— Begin —

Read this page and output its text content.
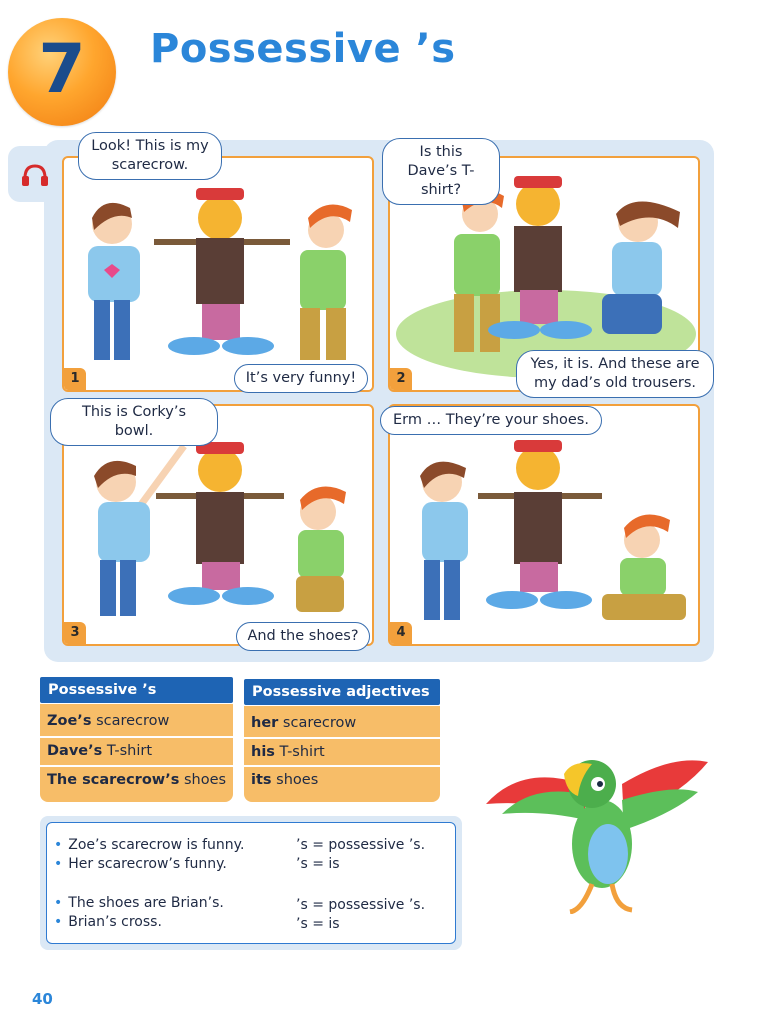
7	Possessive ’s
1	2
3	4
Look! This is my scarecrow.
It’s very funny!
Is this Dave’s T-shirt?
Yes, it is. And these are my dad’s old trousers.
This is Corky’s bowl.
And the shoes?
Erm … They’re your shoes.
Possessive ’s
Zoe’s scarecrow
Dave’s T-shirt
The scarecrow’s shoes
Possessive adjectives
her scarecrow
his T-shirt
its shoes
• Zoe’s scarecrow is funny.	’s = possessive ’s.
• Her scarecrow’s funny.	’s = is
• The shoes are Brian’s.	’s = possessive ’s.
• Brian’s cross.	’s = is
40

— End —

Your task is to return the entries above exactly, with no pictures.

Read this page and output its text content.
7	Possessive ’s
1	2
3	4
Look! This is my scarecrow.
It’s very funny!
Is this Dave’s T-shirt?
Yes, it is. And these are my dad’s old trousers.
This is Corky’s bowl.
And the shoes?
Erm … They’re your shoes.
Possessive ’s
Zoe’s scarecrow
Dave’s T-shirt
The scarecrow’s shoes
Possessive adjectives
her scarecrow
his T-shirt
its shoes
• Zoe’s scarecrow is funny.	’s = possessive ’s.
• Her scarecrow’s funny.	’s = is
• The shoes are Brian’s.	’s = possessive ’s.
• Brian’s cross.	’s = is
40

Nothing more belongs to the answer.